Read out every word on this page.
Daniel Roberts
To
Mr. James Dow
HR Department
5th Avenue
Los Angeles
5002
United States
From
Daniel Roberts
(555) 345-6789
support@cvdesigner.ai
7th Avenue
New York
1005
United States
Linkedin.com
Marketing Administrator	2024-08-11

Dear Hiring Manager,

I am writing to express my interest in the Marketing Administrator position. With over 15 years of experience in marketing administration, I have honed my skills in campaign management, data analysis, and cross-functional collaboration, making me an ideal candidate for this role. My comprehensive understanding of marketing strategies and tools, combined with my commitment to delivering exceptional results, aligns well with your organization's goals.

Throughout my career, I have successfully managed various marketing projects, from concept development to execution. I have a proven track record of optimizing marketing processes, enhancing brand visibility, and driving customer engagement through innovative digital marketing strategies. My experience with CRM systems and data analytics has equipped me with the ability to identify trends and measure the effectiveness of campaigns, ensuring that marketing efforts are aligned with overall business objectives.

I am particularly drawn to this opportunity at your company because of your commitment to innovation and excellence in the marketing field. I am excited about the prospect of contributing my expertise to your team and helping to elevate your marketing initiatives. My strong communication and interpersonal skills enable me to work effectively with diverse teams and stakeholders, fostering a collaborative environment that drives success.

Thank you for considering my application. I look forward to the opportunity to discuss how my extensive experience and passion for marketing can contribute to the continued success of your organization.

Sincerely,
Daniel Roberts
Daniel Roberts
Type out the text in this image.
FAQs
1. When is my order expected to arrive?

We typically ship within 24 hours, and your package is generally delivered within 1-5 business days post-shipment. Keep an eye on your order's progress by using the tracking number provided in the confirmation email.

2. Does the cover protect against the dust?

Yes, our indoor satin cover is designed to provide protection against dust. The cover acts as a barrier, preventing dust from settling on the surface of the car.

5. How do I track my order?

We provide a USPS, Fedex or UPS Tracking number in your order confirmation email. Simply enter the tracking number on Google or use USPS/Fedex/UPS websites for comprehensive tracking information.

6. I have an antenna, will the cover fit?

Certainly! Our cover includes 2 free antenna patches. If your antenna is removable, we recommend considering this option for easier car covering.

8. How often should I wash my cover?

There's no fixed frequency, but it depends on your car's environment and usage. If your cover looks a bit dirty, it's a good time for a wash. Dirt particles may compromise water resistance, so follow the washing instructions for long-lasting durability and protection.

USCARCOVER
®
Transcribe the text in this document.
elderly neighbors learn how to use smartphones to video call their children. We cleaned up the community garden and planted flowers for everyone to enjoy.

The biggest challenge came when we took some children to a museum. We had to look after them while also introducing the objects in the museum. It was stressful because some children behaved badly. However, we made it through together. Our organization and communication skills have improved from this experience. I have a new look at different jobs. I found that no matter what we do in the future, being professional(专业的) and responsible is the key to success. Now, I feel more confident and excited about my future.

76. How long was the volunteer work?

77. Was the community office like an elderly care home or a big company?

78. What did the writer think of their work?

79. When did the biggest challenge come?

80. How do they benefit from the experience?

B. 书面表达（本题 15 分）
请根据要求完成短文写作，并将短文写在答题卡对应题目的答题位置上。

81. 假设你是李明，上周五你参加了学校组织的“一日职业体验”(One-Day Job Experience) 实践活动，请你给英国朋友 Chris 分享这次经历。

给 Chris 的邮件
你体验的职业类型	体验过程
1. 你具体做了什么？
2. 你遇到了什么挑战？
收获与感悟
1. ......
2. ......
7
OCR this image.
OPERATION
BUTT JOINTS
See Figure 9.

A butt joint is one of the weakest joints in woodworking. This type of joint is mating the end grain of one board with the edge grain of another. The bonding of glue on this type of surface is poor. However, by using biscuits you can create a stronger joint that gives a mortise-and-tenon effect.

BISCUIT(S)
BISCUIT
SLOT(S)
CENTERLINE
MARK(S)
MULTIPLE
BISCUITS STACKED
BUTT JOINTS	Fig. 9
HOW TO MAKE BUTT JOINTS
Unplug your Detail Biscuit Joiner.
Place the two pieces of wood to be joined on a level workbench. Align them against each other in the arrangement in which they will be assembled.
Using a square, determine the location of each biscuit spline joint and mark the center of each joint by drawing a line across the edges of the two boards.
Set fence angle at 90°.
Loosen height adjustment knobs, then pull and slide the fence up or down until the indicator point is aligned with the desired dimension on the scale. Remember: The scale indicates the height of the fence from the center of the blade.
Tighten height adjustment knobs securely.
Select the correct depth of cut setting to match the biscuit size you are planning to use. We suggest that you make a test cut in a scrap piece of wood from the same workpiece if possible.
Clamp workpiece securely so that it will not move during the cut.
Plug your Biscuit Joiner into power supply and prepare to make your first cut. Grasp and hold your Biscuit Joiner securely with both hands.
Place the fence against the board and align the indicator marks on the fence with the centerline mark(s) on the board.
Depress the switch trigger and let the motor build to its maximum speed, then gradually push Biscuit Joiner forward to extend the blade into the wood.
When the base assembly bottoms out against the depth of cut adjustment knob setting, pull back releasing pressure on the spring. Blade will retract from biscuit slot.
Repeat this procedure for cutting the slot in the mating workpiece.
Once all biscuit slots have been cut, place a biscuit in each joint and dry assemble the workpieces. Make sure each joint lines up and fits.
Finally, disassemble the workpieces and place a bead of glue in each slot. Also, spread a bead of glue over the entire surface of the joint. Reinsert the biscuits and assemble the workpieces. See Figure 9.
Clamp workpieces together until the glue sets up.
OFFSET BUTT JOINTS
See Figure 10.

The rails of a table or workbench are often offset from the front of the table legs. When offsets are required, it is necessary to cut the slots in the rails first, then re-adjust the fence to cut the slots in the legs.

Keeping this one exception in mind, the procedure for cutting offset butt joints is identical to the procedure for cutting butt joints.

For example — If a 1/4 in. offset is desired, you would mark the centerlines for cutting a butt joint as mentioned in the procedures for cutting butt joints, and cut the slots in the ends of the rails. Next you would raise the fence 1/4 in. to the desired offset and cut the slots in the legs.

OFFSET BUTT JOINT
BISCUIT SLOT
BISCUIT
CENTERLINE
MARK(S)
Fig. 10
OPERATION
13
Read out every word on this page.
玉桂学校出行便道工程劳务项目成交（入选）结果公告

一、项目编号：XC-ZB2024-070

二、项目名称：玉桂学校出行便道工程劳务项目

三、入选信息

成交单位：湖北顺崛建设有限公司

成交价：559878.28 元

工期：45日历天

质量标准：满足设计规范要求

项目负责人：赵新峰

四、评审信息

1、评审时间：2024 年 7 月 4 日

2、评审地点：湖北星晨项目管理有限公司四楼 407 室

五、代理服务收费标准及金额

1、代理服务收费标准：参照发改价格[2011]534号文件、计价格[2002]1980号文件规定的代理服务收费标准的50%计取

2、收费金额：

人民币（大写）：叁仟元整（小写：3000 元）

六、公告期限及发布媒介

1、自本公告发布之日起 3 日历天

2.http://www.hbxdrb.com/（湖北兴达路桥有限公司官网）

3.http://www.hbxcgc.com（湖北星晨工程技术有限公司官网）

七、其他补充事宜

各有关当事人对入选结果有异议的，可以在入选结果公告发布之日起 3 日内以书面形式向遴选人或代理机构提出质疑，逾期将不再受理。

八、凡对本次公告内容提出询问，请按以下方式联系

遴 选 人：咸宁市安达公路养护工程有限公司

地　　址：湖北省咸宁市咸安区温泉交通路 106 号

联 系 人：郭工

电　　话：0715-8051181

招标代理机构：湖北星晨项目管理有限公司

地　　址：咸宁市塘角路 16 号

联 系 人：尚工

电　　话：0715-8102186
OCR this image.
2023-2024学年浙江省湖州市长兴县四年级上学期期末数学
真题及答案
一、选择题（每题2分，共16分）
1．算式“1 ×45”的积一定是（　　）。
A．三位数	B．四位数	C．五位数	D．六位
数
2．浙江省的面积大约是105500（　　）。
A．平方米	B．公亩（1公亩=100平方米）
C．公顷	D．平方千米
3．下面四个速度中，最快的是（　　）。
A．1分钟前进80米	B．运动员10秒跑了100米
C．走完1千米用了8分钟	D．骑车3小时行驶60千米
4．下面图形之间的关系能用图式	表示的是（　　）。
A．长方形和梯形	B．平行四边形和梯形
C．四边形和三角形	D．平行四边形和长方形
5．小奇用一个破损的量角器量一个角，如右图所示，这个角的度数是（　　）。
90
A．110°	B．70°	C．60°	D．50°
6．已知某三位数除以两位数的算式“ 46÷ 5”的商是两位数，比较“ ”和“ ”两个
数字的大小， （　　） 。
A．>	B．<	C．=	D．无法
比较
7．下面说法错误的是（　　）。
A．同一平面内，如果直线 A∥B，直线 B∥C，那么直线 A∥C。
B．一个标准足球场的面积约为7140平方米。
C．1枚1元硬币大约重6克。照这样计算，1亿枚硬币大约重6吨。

* **WORK REQUIRED**:
From the data above, count the lines where "height" occurs and give that figure and nothing else.

* **SOLUTION**:
2